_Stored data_
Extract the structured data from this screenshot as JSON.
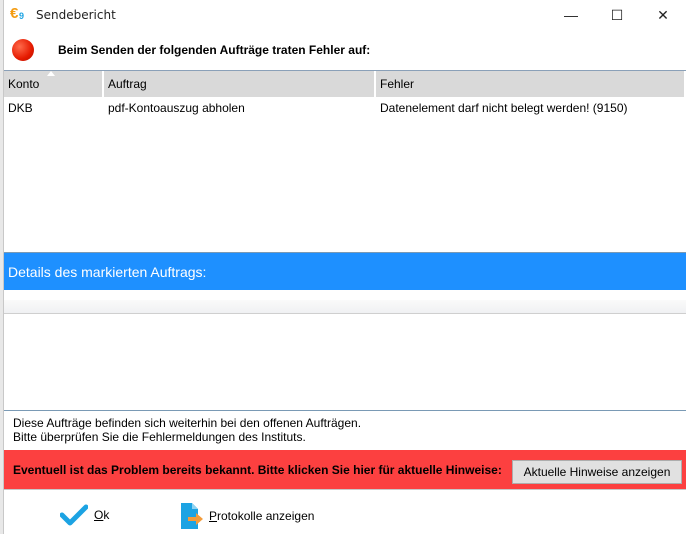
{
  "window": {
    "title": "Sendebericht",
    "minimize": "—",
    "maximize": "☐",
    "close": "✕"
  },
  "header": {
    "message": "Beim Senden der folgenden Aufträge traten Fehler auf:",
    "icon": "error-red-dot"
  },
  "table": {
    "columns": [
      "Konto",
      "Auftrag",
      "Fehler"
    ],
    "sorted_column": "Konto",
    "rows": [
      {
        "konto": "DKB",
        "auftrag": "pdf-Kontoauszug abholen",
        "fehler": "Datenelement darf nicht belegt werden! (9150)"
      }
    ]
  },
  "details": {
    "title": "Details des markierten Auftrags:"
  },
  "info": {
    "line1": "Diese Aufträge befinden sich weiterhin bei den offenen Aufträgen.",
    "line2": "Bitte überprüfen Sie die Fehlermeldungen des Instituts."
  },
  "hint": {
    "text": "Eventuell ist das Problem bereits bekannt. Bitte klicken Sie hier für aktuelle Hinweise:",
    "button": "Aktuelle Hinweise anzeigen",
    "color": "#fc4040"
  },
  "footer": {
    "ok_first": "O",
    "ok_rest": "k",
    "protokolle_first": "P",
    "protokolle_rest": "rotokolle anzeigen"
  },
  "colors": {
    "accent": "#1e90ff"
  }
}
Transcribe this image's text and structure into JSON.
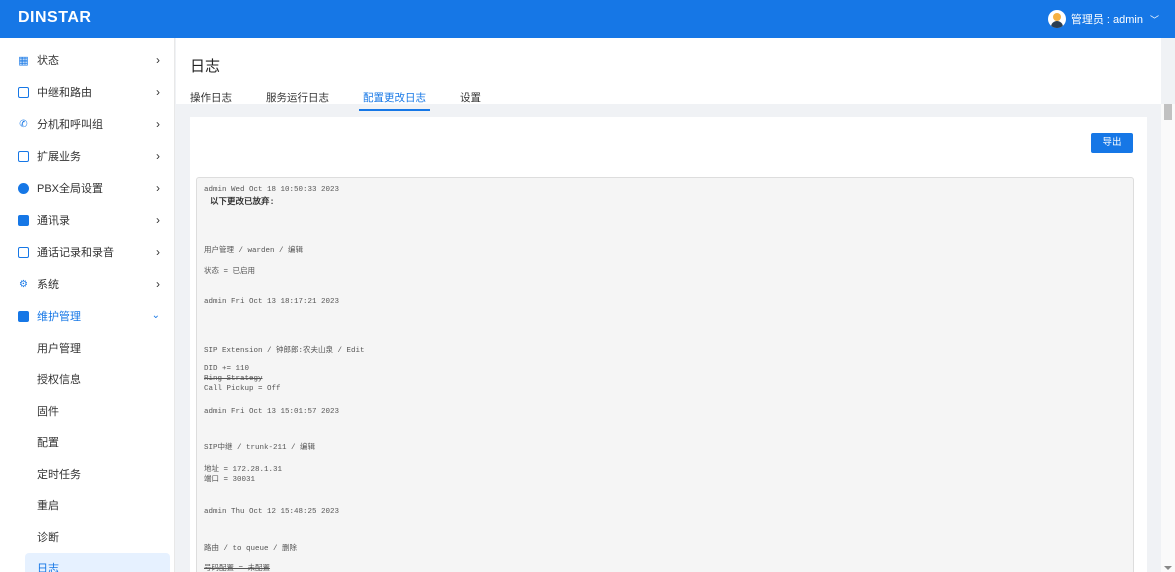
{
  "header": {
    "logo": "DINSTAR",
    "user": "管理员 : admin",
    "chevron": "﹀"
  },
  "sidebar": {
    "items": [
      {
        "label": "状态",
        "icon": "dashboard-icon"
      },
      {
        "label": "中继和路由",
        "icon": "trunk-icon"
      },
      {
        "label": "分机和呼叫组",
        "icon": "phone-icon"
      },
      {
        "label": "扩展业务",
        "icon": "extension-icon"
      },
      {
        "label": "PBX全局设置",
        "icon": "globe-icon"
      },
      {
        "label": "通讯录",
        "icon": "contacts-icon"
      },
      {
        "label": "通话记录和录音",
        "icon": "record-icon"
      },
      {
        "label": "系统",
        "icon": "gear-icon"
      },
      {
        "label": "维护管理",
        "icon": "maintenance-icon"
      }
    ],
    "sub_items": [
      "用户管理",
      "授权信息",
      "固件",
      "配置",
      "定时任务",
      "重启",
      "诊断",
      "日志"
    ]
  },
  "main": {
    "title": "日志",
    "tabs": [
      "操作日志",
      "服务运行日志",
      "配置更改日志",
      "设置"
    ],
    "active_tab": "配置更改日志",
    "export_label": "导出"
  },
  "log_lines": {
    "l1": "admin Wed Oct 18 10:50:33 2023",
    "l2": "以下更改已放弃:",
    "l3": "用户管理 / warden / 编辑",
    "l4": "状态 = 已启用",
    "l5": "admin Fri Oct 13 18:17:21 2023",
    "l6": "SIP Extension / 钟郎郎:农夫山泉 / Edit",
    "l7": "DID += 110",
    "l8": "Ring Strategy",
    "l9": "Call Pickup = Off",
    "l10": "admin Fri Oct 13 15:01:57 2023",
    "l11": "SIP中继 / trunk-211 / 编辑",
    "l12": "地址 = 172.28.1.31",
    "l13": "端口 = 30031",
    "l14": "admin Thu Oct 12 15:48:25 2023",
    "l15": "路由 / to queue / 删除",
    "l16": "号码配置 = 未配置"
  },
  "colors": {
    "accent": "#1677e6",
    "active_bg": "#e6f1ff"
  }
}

_Requirement_
Copy each line of the listing that holds the word "trunk".

_Written solution_
        "icon": "trunk-icon"
    "l11": "SIP中继 / trunk-211 / 编辑",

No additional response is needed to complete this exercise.